# start of DATASET RECORDS

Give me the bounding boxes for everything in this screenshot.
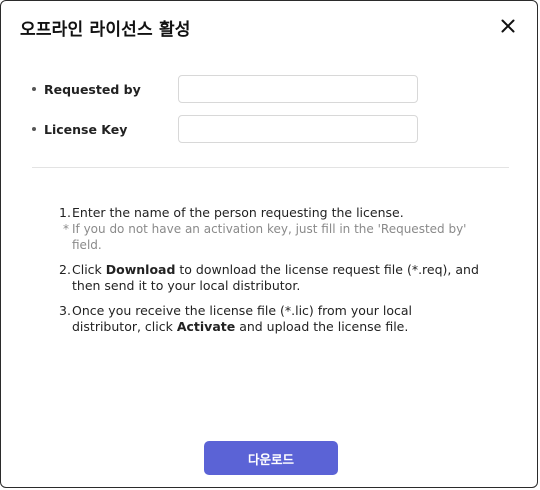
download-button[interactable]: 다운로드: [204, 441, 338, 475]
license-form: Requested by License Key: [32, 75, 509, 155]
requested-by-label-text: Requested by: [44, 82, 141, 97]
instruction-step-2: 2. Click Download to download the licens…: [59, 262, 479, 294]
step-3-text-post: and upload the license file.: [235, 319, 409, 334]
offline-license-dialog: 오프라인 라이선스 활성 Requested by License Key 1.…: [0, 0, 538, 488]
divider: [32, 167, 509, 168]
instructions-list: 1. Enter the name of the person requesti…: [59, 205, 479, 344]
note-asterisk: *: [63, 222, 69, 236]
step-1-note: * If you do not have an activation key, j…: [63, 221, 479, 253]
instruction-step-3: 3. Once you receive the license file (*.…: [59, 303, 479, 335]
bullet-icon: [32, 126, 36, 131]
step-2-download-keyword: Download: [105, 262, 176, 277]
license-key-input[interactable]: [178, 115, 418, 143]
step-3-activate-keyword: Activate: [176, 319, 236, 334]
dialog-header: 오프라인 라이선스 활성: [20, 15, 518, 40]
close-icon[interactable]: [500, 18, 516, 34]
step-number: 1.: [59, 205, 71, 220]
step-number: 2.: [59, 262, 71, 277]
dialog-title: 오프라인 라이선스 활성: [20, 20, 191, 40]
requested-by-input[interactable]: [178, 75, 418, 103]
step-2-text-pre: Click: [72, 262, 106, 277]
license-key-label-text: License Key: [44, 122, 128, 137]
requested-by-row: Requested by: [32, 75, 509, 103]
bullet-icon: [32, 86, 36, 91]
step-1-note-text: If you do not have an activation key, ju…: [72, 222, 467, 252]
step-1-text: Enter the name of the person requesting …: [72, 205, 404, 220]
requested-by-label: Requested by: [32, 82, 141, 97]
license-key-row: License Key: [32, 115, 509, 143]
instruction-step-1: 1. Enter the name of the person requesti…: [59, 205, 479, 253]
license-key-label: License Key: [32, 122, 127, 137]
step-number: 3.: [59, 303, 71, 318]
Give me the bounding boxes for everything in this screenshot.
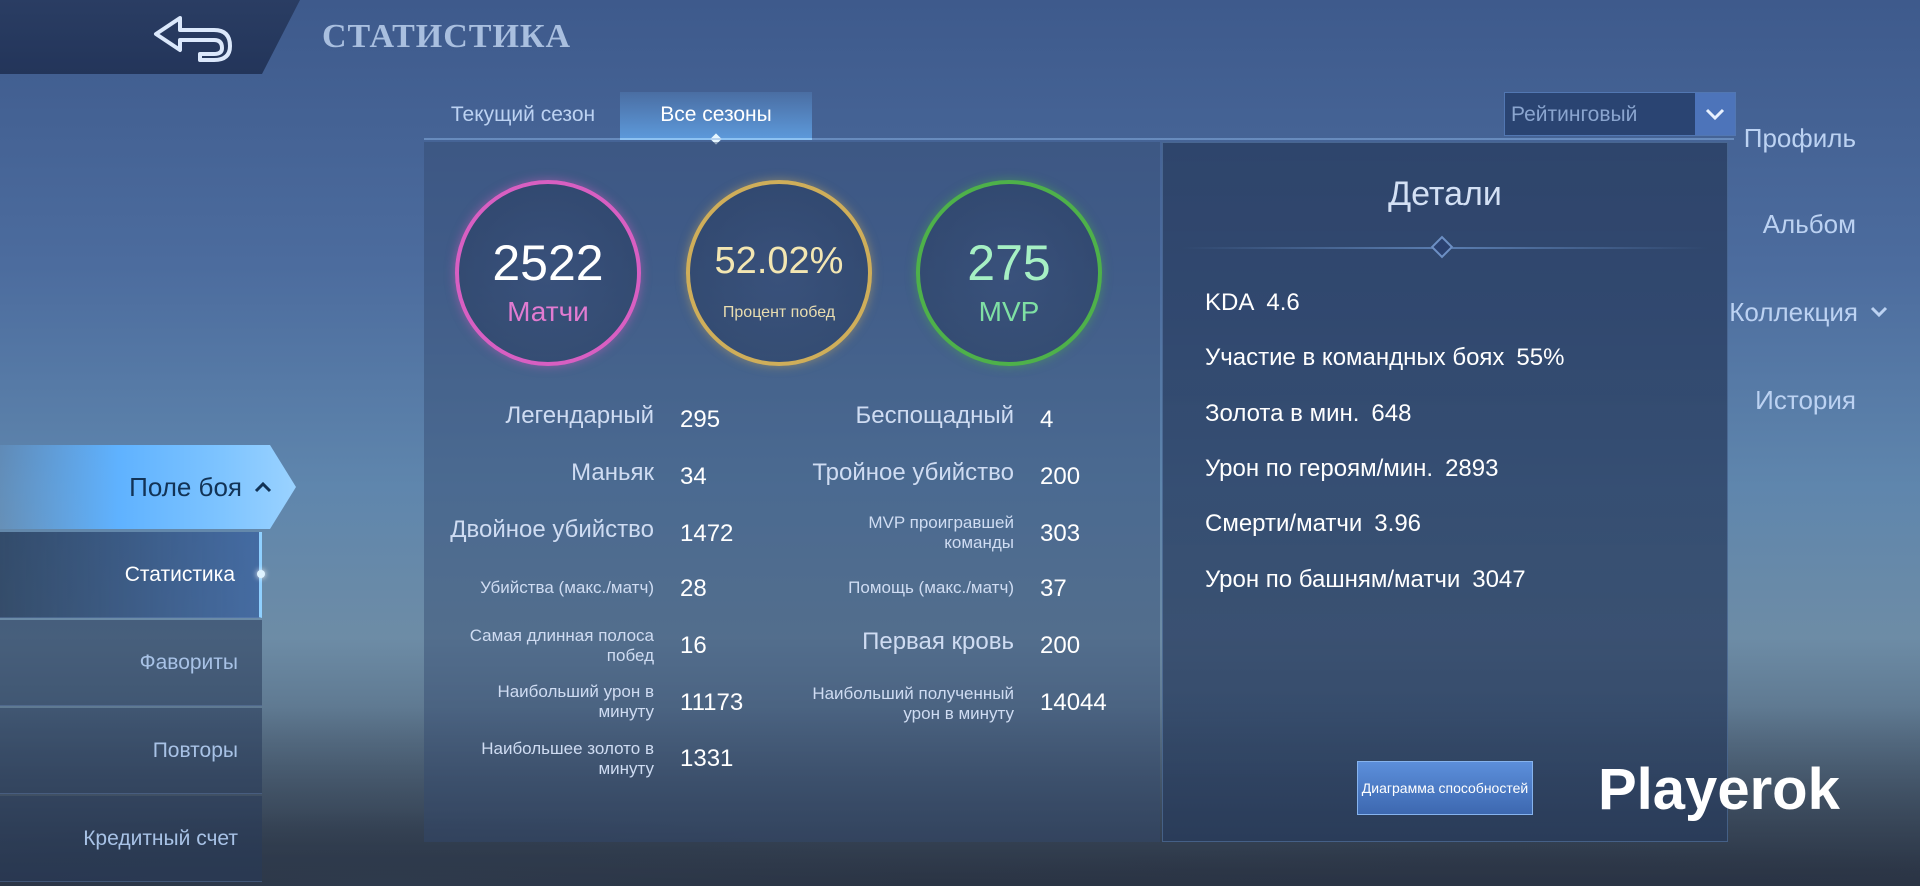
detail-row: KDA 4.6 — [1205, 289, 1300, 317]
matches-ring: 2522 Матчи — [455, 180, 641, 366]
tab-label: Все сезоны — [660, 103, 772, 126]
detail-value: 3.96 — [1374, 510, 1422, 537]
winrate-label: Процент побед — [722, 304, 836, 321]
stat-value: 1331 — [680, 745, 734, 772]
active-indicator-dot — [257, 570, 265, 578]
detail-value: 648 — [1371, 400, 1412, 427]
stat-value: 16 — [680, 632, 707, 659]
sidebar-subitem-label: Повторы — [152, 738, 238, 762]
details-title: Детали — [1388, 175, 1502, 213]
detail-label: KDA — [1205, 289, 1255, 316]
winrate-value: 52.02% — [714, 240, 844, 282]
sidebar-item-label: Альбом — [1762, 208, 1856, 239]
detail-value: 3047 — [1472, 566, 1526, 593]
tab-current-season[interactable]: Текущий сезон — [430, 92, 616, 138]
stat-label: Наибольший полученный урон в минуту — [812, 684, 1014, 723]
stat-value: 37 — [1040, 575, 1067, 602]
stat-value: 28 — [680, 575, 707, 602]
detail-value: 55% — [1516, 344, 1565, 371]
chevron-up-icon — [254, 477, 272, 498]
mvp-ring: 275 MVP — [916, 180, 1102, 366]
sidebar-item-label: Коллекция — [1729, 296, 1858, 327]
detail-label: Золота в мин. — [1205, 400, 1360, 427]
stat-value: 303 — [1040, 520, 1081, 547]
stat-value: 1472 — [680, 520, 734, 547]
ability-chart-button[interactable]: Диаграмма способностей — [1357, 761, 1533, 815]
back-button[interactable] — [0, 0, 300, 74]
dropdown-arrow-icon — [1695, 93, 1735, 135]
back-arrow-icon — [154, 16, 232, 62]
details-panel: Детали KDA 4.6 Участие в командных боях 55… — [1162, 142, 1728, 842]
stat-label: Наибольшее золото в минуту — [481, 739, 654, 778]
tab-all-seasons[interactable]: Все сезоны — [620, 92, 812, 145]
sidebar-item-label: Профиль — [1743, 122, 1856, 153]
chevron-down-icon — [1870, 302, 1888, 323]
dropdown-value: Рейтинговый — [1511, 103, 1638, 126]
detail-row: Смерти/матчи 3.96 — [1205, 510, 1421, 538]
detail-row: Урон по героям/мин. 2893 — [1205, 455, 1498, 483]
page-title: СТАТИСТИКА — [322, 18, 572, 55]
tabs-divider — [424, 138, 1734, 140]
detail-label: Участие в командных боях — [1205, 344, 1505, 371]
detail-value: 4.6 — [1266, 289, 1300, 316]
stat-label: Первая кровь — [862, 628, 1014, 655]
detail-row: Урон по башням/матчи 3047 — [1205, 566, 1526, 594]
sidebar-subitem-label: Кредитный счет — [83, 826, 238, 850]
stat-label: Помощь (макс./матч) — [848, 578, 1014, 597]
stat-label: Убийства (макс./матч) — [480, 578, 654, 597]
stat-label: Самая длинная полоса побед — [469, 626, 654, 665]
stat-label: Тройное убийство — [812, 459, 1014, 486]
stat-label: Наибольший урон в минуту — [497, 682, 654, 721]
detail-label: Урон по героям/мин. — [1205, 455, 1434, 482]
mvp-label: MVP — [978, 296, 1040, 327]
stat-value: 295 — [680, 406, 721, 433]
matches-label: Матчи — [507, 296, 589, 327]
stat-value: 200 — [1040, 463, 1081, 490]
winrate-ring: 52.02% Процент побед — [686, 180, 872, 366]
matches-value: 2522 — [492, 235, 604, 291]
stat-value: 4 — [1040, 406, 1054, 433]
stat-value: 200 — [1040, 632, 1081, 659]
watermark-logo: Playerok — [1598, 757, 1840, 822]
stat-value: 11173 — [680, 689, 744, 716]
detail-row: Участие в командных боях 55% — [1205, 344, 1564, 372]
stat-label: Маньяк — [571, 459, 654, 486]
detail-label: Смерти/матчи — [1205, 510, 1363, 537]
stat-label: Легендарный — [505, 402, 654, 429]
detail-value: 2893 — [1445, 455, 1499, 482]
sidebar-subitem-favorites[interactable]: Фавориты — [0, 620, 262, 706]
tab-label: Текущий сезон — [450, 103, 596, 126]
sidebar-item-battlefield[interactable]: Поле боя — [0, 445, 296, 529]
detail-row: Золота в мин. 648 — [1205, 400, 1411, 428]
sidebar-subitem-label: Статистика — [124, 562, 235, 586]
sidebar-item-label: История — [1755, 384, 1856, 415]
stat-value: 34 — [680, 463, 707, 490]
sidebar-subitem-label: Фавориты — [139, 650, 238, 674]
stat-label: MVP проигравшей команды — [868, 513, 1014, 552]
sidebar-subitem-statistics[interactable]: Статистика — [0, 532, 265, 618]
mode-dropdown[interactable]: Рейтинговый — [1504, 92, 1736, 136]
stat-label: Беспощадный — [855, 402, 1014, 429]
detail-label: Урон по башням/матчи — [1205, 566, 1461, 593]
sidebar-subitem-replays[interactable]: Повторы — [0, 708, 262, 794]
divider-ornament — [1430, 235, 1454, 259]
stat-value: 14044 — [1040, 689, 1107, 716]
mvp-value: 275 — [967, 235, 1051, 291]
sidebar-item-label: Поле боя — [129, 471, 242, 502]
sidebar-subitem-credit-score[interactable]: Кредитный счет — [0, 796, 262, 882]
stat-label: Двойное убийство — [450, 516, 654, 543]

# end of DATASET RECORDS

## DESCRIPTION OF THE TASK
Please pull out every line of the entries above that contains the string "макс", matching case exactly.

## TASK OUTPUT
stat-label: Помощь (макс./матч) — [848, 578, 1014, 597]
stat-label: Убийства (макс./матч) — [480, 578, 654, 597]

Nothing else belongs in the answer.